*Exercise aim*
Swap every "interactable" in the material for "clickable" and return all of it with no other changes, omitting the pictures.

*Stored dataset items*
· · · · · · ·
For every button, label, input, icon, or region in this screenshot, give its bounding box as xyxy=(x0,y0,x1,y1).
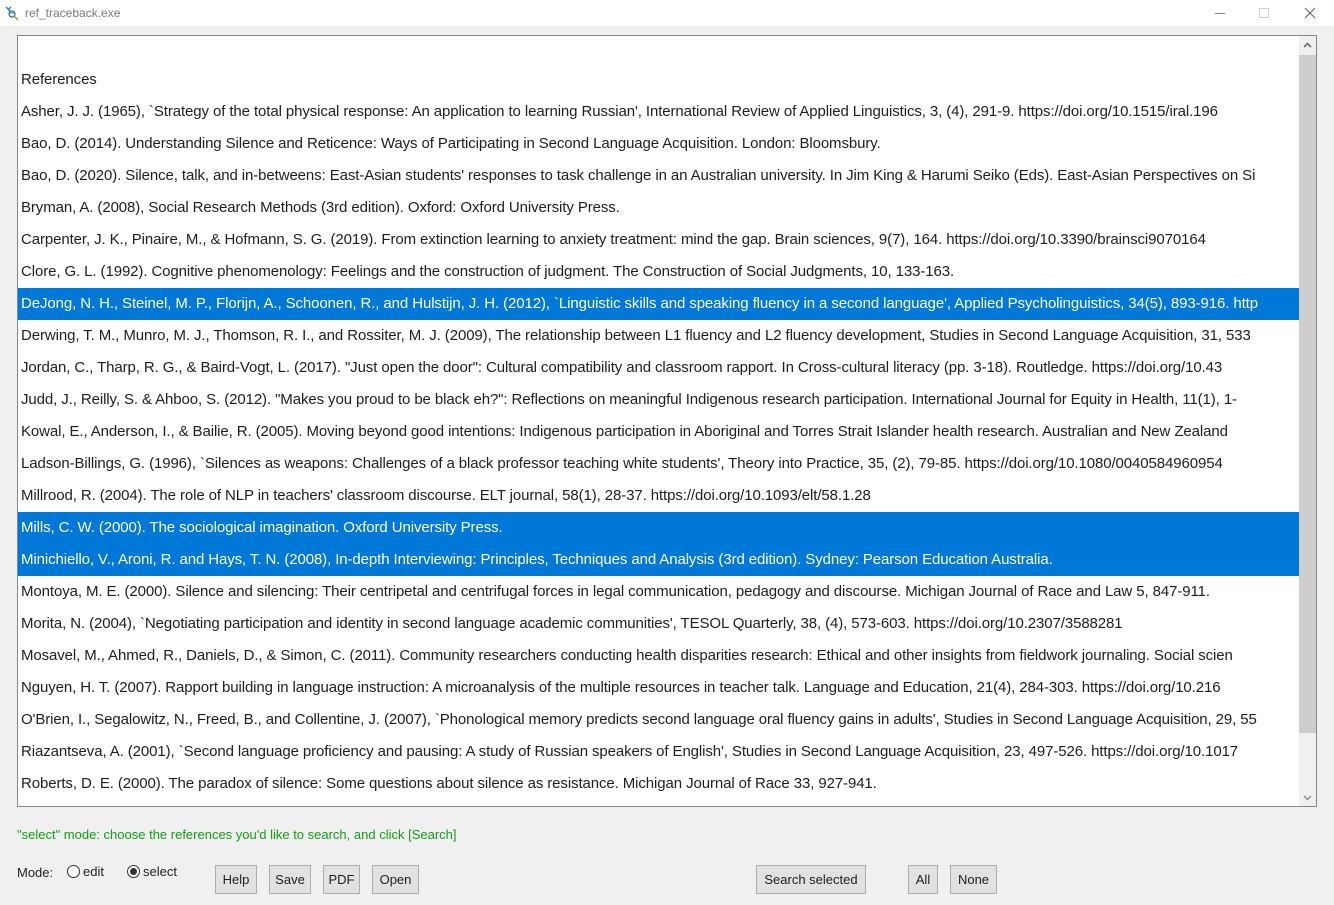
list-item[interactable]: Bao, D. (2020). Silence, talk, and in-be… xyxy=(18,160,1299,192)
status-message: "select" mode: choose the references you… xyxy=(17,827,457,842)
mode-radio-edit-label: edit xyxy=(83,864,104,879)
list-item[interactable]: DeJong, N. H., Steinel, M. P., Florijn, … xyxy=(18,288,1299,320)
vertical-scrollbar[interactable] xyxy=(1299,36,1316,806)
list-item[interactable]: Montoya, M. E. (2000). Silence and silen… xyxy=(18,576,1299,608)
close-button[interactable] xyxy=(1287,0,1333,26)
maximize-icon xyxy=(1259,8,1269,18)
maximize-button[interactable] xyxy=(1241,0,1287,26)
select-all-button[interactable]: All xyxy=(908,865,938,894)
list-item[interactable]: Jordan, C., Tharp, R. G., & Baird-Vogt, … xyxy=(18,352,1299,384)
mode-radio-edit[interactable]: edit xyxy=(67,864,104,879)
list-item[interactable]: O'Brien, I., Segalowitz, N., Freed, B., … xyxy=(18,704,1299,736)
scrollbar-thumb[interactable] xyxy=(1299,55,1316,733)
list-item[interactable]: Mills, C. W. (2000). The sociological im… xyxy=(18,512,1299,544)
mode-radio-select-label: select xyxy=(143,864,177,879)
select-none-button[interactable]: None xyxy=(950,865,997,894)
chevron-up-icon xyxy=(1303,41,1312,48)
list-item[interactable]: Millrood, R. (2004). The role of NLP in … xyxy=(18,480,1299,512)
radio-checked-icon xyxy=(127,865,140,878)
list-item[interactable]: Asher, J. J. (1965), `Strategy of the to… xyxy=(18,96,1299,128)
list-item[interactable]: Derwing, T. M., Munro, M. J., Thomson, R… xyxy=(18,320,1299,352)
references-listbox[interactable]: References Asher, J. J. (1965), `Strategy… xyxy=(17,35,1317,807)
mode-radio-select[interactable]: select xyxy=(127,864,177,879)
scroll-down-button[interactable] xyxy=(1299,789,1316,806)
window-title: ref_traceback.exe xyxy=(25,6,121,20)
references-list[interactable]: References Asher, J. J. (1965), `Strategy… xyxy=(18,36,1299,806)
radio-unchecked-icon xyxy=(67,865,80,878)
title-bar: ref_traceback.exe xyxy=(0,0,1334,26)
list-item[interactable]: Bryman, A. (2008), Social Research Metho… xyxy=(18,192,1299,224)
help-button[interactable]: Help xyxy=(215,865,257,894)
search-selected-button[interactable]: Search selected xyxy=(756,865,866,894)
minimize-icon xyxy=(1215,12,1225,14)
list-item[interactable]: Morita, N. (2004), `Negotiating particip… xyxy=(18,608,1299,640)
list-item[interactable]: Ladson-Billings, G. (1996), `Silences as… xyxy=(18,448,1299,480)
list-item[interactable]: Nguyen, H. T. (2007). Rapport building i… xyxy=(18,672,1299,704)
list-item[interactable]: Clore, G. L. (1992). Cognitive phenomeno… xyxy=(18,256,1299,288)
list-item[interactable]: Riazantseva, A. (2001), `Second language… xyxy=(18,736,1299,768)
list-item[interactable]: Mosavel, M., Ahmed, R., Daniels, D., & S… xyxy=(18,640,1299,672)
chevron-down-icon xyxy=(1303,794,1312,801)
save-button[interactable]: Save xyxy=(269,865,311,894)
close-icon xyxy=(1304,7,1316,19)
app-icon xyxy=(4,5,20,21)
minimize-button[interactable] xyxy=(1197,0,1243,26)
list-item[interactable]: Carpenter, J. K., Pinaire, M., & Hofmann… xyxy=(18,224,1299,256)
pdf-button[interactable]: PDF xyxy=(323,865,360,894)
list-item[interactable]: Roberts, D. E. (2000). The paradox of si… xyxy=(18,768,1299,800)
list-item[interactable]: Judd, J., Reilly, S. & Ahboo, S. (2012).… xyxy=(18,384,1299,416)
mode-label: Mode: xyxy=(17,865,54,880)
list-item[interactable]: Minichiello, V., Aroni, R. and Hays, T. … xyxy=(18,544,1299,576)
app-window: ref_traceback.exe References Asher, J. J.… xyxy=(0,0,1334,905)
open-button[interactable]: Open xyxy=(372,865,419,894)
list-item[interactable]: Bao, D. (2014). Understanding Silence an… xyxy=(18,128,1299,160)
scroll-up-button[interactable] xyxy=(1299,36,1316,53)
radio-dot xyxy=(130,868,137,875)
list-item[interactable]: Kowal, E., Anderson, I., & Bailie, R. (2… xyxy=(18,416,1299,448)
list-heading[interactable]: References xyxy=(18,64,1299,96)
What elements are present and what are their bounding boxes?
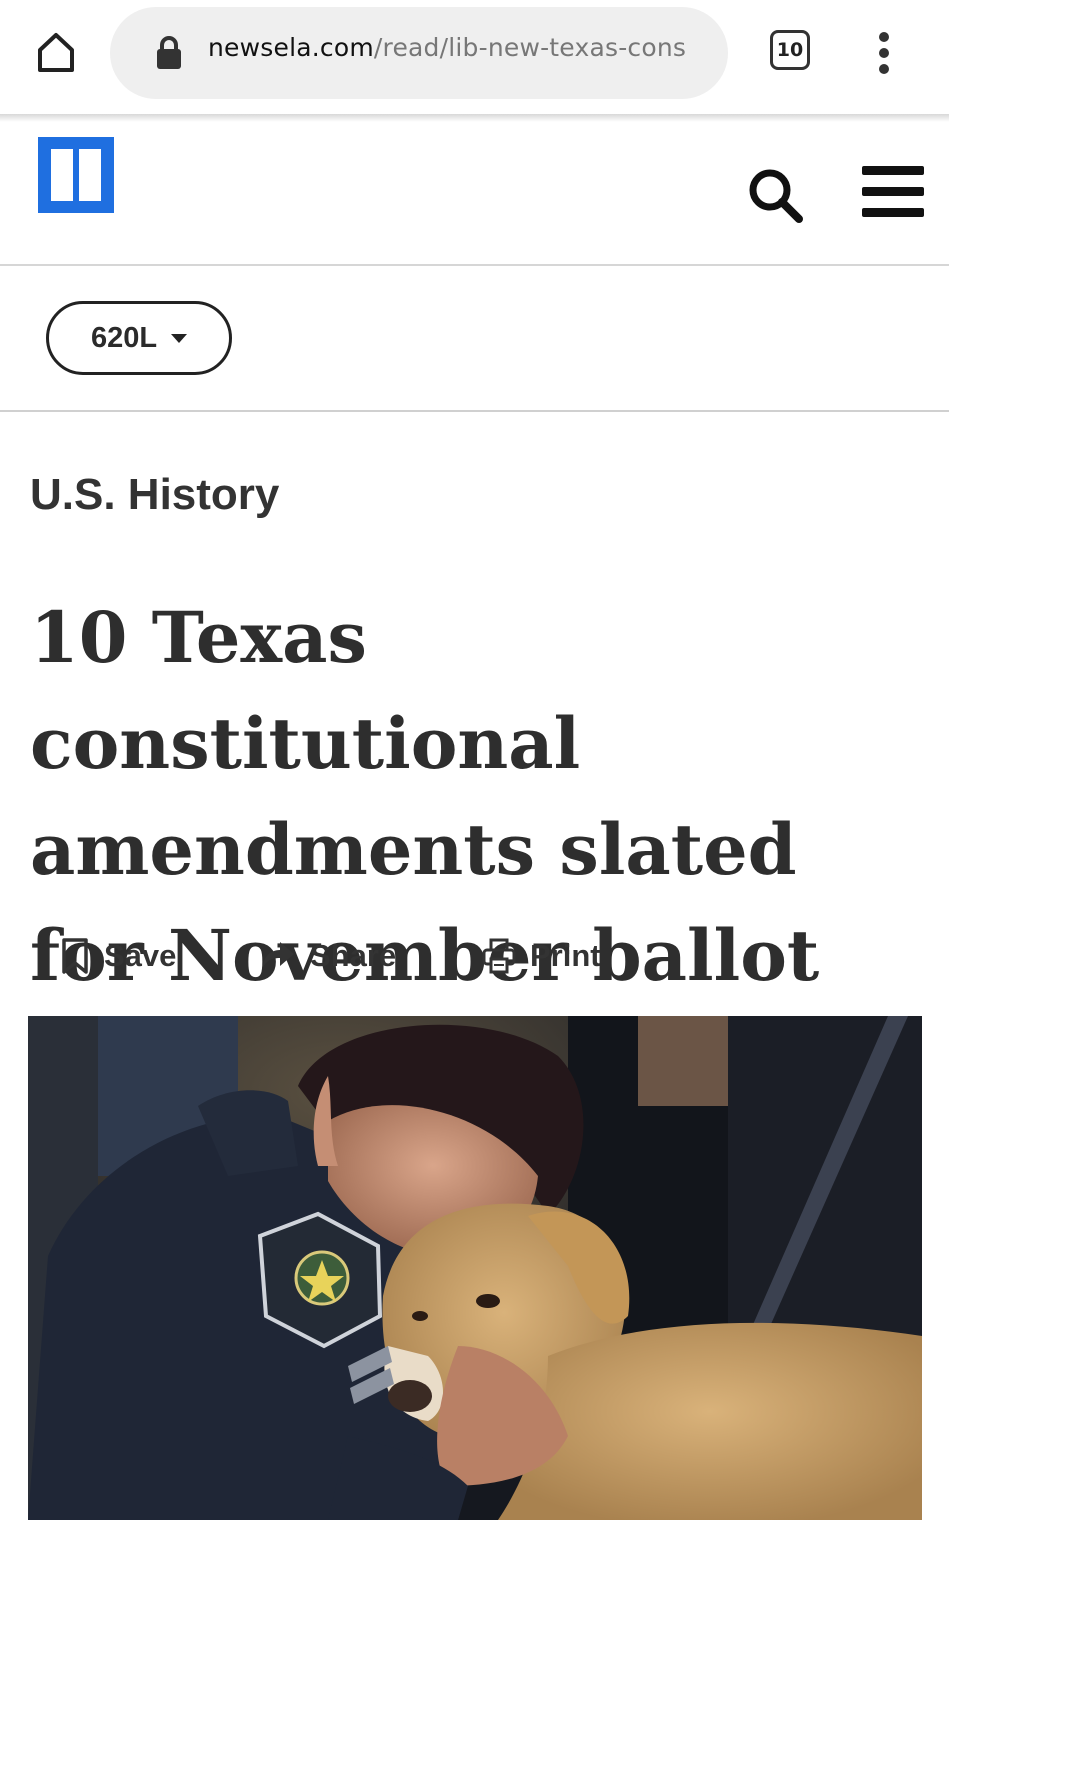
hamburger-line (862, 208, 924, 217)
article-hero-image (28, 1016, 922, 1520)
browser-toolbar: newsela.com/read/lib-new-texas-cons 10 (0, 0, 949, 118)
logo-bar-left (51, 149, 73, 201)
article-actions: Save Share Print (60, 930, 760, 982)
bookmark-icon (62, 938, 88, 974)
logo-bar-right (79, 149, 101, 201)
print-label: Print (530, 938, 601, 973)
tab-switcher-button[interactable]: 10 (770, 30, 810, 70)
share-label: Share (310, 938, 397, 973)
hamburger-line (862, 166, 924, 175)
officer-with-dog-photo (28, 1016, 922, 1520)
lock-icon (157, 36, 181, 69)
article-category[interactable]: U.S. History (30, 470, 279, 520)
toolbar-shadow (0, 114, 949, 122)
url-host: newsela.com (208, 33, 374, 62)
share-arrow-icon (262, 942, 294, 970)
share-button[interactable]: Share (260, 930, 396, 982)
hamburger-line (862, 187, 924, 196)
search-icon[interactable] (746, 166, 804, 224)
newsela-logo[interactable] (38, 137, 114, 213)
reading-level-bar: 620L (0, 264, 949, 412)
reading-level-dropdown[interactable]: 620L (46, 301, 232, 375)
print-button[interactable]: Print (482, 930, 601, 982)
home-icon (38, 33, 74, 72)
printer-icon (482, 938, 516, 974)
more-vert-icon[interactable] (868, 30, 900, 76)
save-label: Save (104, 938, 177, 973)
address-bar[interactable]: newsela.com/read/lib-new-texas-cons (110, 7, 728, 99)
url-text: newsela.com/read/lib-new-texas-cons (208, 33, 708, 62)
caret-down-icon (171, 333, 188, 343)
home-button[interactable] (28, 22, 84, 82)
url-path: /read/lib-new-texas-cons (373, 33, 687, 62)
reading-level-value: 620L (90, 321, 158, 354)
save-button[interactable]: Save (60, 930, 176, 982)
site-header (0, 122, 949, 266)
hamburger-menu-icon[interactable] (862, 166, 924, 218)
· · · · · · ·
*Result for this exercise*
For every button, label, input, icon, or region in this screenshot, give its bounding box as xyxy=(x0,y0,x1,y1).
list-item[clickable]: Bao, D. (2020). Silence, talk, and in-be… xyxy=(18,160,1299,192)
status-message: "select" mode: choose the references you… xyxy=(17,827,457,842)
mode-radio-edit-label: edit xyxy=(83,864,104,879)
list-item[clickable]: DeJong, N. H., Steinel, M. P., Florijn, … xyxy=(18,288,1299,320)
vertical-scrollbar[clickable] xyxy=(1299,36,1316,806)
list-item[clickable]: Montoya, M. E. (2000). Silence and silen… xyxy=(18,576,1299,608)
close-button[clickable] xyxy=(1287,0,1333,26)
maximize-icon xyxy=(1259,8,1269,18)
maximize-button[clickable] xyxy=(1241,0,1287,26)
select-all-button[clickable]: All xyxy=(908,865,938,894)
list-item[clickable]: Jordan, C., Tharp, R. G., & Baird-Vogt, … xyxy=(18,352,1299,384)
mode-radio-edit[clickable]: edit xyxy=(67,864,104,879)
list-item[clickable]: O'Brien, I., Segalowitz, N., Freed, B., … xyxy=(18,704,1299,736)
scrollbar-thumb[clickable] xyxy=(1299,55,1316,733)
list-item[clickable]: Mills, C. W. (2000). The sociological im… xyxy=(18,512,1299,544)
mode-radio-select-label: select xyxy=(143,864,177,879)
select-none-button[clickable]: None xyxy=(950,865,997,894)
chevron-up-icon xyxy=(1303,41,1312,48)
list-item[clickable]: Millrood, R. (2004). The role of NLP in … xyxy=(18,480,1299,512)
radio-checked-icon xyxy=(127,865,140,878)
list-item[clickable]: Asher, J. J. (1965), `Strategy of the to… xyxy=(18,96,1299,128)
list-item[clickable]: Derwing, T. M., Munro, M. J., Thomson, R… xyxy=(18,320,1299,352)
references-listbox[clickable]: References Asher, J. J. (1965), `Strategy… xyxy=(17,35,1317,807)
mode-radio-select[clickable]: select xyxy=(127,864,177,879)
scroll-down-button[clickable] xyxy=(1299,789,1316,806)
window-title: ref_traceback.exe xyxy=(25,6,121,20)
references-list[clickable]: References Asher, J. J. (1965), `Strategy… xyxy=(18,36,1299,806)
radio-unchecked-icon xyxy=(67,865,80,878)
title-bar: ref_traceback.exe xyxy=(0,0,1334,26)
list-item[clickable]: Bryman, A. (2008), Social Research Metho… xyxy=(18,192,1299,224)
help-button[clickable]: Help xyxy=(215,865,257,894)
search-selected-button[clickable]: Search selected xyxy=(756,865,866,894)
minimize-icon xyxy=(1215,12,1225,14)
list-item[clickable]: Morita, N. (2004), `Negotiating particip… xyxy=(18,608,1299,640)
list-item[clickable]: Ladson-Billings, G. (1996), `Silences as… xyxy=(18,448,1299,480)
list-item[clickable]: Nguyen, H. T. (2007). Rapport building i… xyxy=(18,672,1299,704)
list-item[clickable]: Clore, G. L. (1992). Cognitive phenomeno… xyxy=(18,256,1299,288)
list-item[clickable]: Riazantseva, A. (2001), `Second language… xyxy=(18,736,1299,768)
list-item[clickable]: Mosavel, M., Ahmed, R., Daniels, D., & S… xyxy=(18,640,1299,672)
chevron-down-icon xyxy=(1303,794,1312,801)
save-button[clickable]: Save xyxy=(269,865,311,894)
close-icon xyxy=(1304,7,1316,19)
app-icon xyxy=(4,5,20,21)
minimize-button[clickable] xyxy=(1197,0,1243,26)
list-item[clickable]: Carpenter, J. K., Pinaire, M., & Hofmann… xyxy=(18,224,1299,256)
pdf-button[clickable]: PDF xyxy=(323,865,360,894)
list-item[clickable]: Roberts, D. E. (2000). The paradox of si… xyxy=(18,768,1299,800)
list-item[clickable]: Judd, J., Reilly, S. & Ahboo, S. (2012).… xyxy=(18,384,1299,416)
mode-label: Mode: xyxy=(17,865,54,880)
list-item[clickable]: Minichiello, V., Aroni, R. and Hays, T. … xyxy=(18,544,1299,576)
app-window: ref_traceback.exe References Asher, J. J.… xyxy=(0,0,1334,905)
open-button[clickable]: Open xyxy=(372,865,419,894)
list-item[clickable]: Bao, D. (2014). Understanding Silence an… xyxy=(18,128,1299,160)
scroll-up-button[clickable] xyxy=(1299,36,1316,53)
radio-dot xyxy=(130,868,137,875)
list-item[clickable]: Kowal, E., Anderson, I., & Bailie, R. (2… xyxy=(18,416,1299,448)
list-heading[clickable]: References xyxy=(18,64,1299,96)
What elements are present and what are their bounding boxes?
hamburger-line (862, 208, 924, 217)
article-hero-image (28, 1016, 922, 1520)
browser-toolbar: newsela.com/read/lib-new-texas-cons 10 (0, 0, 949, 118)
logo-bar-left (51, 149, 73, 201)
article-actions: Save Share Print (60, 930, 760, 982)
bookmark-icon (62, 938, 88, 974)
logo-bar-right (79, 149, 101, 201)
print-label: Print (530, 938, 601, 973)
tab-switcher-button[clickable]: 10 (770, 30, 810, 70)
share-label: Share (310, 938, 397, 973)
hamburger-line (862, 166, 924, 175)
officer-with-dog-photo (28, 1016, 922, 1520)
lock-icon (157, 36, 181, 69)
article-category[clickable]: U.S. History (30, 470, 279, 520)
toolbar-shadow (0, 114, 949, 122)
url-host: newsela.com (208, 33, 374, 62)
share-arrow-icon (262, 942, 294, 970)
share-button[clickable]: Share (260, 930, 396, 982)
hamburger-line (862, 187, 924, 196)
search-icon[clickable] (746, 166, 804, 224)
newsela-logo[clickable] (38, 137, 114, 213)
reading-level-bar: 620L (0, 264, 949, 412)
reading-level-dropdown[clickable]: 620L (46, 301, 232, 375)
print-button[clickable]: Print (482, 930, 601, 982)
home-icon (38, 33, 74, 72)
printer-icon (482, 938, 516, 974)
more-vert-icon[clickable] (868, 30, 900, 76)
save-label: Save (104, 938, 177, 973)
address-bar[clickable]: newsela.com/read/lib-new-texas-cons (110, 7, 728, 99)
url-text: newsela.com/read/lib-new-texas-cons (208, 33, 708, 62)
caret-down-icon (171, 333, 188, 343)
home-button[clickable] (28, 22, 84, 82)
url-path: /read/lib-new-texas-cons (373, 33, 687, 62)
reading-level-value: 620L (90, 321, 158, 354)
save-button[clickable]: Save (60, 930, 176, 982)
site-header (0, 122, 949, 266)
hamburger-menu-icon[clickable] (862, 166, 924, 218)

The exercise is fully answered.